Excerpt from a dataset

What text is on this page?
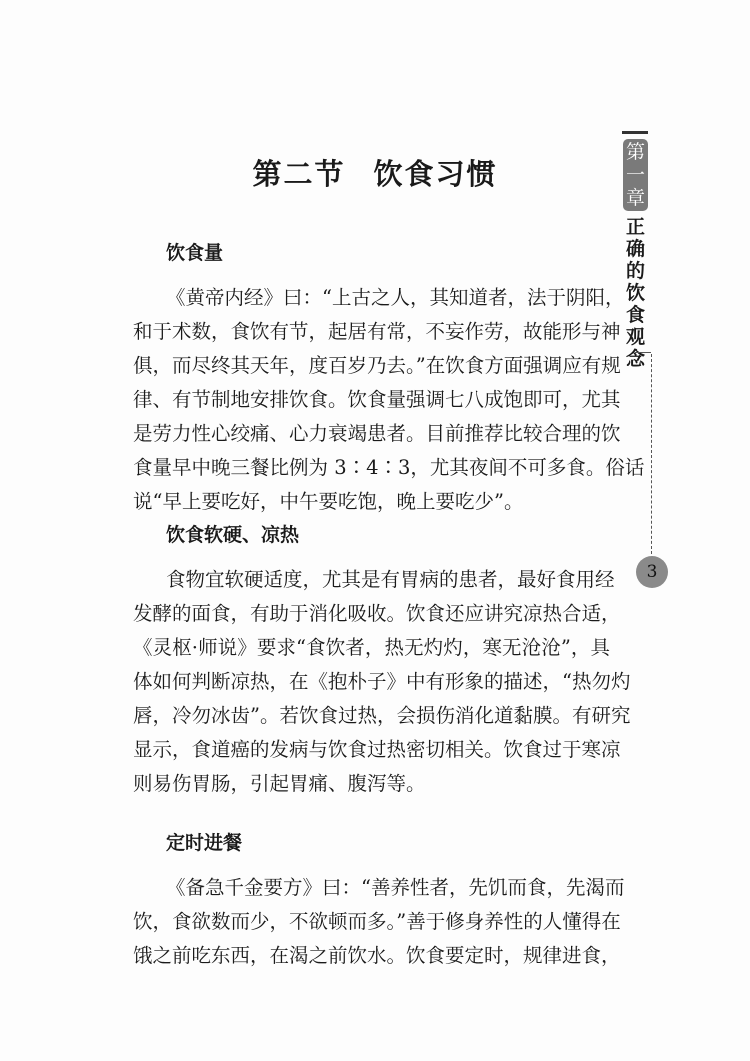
第二节 饮食习惯
饮食量
《黄帝内经》曰：“上古之人，其知道者，法于阴阳，
和于术数，食饮有节，起居有常，不妄作劳，故能形与神
俱，而尽终其天年，度百岁乃去。”在饮食方面强调应有规
律、有节制地安排饮食。饮食量强调七八成饱即可，尤其
是劳力性心绞痛、心力衰竭患者。目前推荐比较合理的饮
食量早中晚三餐比例为 3∶4∶3，尤其夜间不可多食。俗话
说“早上要吃好，中午要吃饱，晚上要吃少”。
饮食软硬、凉热
食物宜软硬适度，尤其是有胃病的患者，最好食用经
发酵的面食，有助于消化吸收。饮食还应讲究凉热合适，
《灵枢·师说》要求“食饮者，热无灼灼，寒无沧沧”，具
体如何判断凉热，在《抱朴子》中有形象的描述，“热勿灼
唇，冷勿冰齿”。若饮食过热，会损伤消化道黏膜。有研究
显示，食道癌的发病与饮食过热密切相关。饮食过于寒凉
则易伤胃肠，引起胃痛、腹泻等。
定时进餐
《备急千金要方》曰：“善养性者，先饥而食，先渴而
饮，食欲数而少，不欲顿而多。”善于修身养性的人懂得在
饿之前吃东西，在渴之前饮水。饮食要定时，规律进食，
第
一
章
正
确
的
饮
食
观
念
3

**What you are asked to do:**
Reproduce the data word for word, excluding its pictures.

**Solved problem:**
What text is on this page?
第二节 饮食习惯
饮食量
《黄帝内经》曰：“上古之人，其知道者，法于阴阳，
和于术数，食饮有节，起居有常，不妄作劳，故能形与神
俱，而尽终其天年，度百岁乃去。”在饮食方面强调应有规
律、有节制地安排饮食。饮食量强调七八成饱即可，尤其
是劳力性心绞痛、心力衰竭患者。目前推荐比较合理的饮
食量早中晚三餐比例为 3∶4∶3，尤其夜间不可多食。俗话
说“早上要吃好，中午要吃饱，晚上要吃少”。
饮食软硬、凉热
食物宜软硬适度，尤其是有胃病的患者，最好食用经
发酵的面食，有助于消化吸收。饮食还应讲究凉热合适，
《灵枢·师说》要求“食饮者，热无灼灼，寒无沧沧”，具
体如何判断凉热，在《抱朴子》中有形象的描述，“热勿灼
唇，冷勿冰齿”。若饮食过热，会损伤消化道黏膜。有研究
显示，食道癌的发病与饮食过热密切相关。饮食过于寒凉
则易伤胃肠，引起胃痛、腹泻等。
定时进餐
《备急千金要方》曰：“善养性者，先饥而食，先渴而
饮，食欲数而少，不欲顿而多。”善于修身养性的人懂得在
饿之前吃东西，在渴之前饮水。饮食要定时，规律进食，
第
一
章
正
确
的
饮
食
观
念
3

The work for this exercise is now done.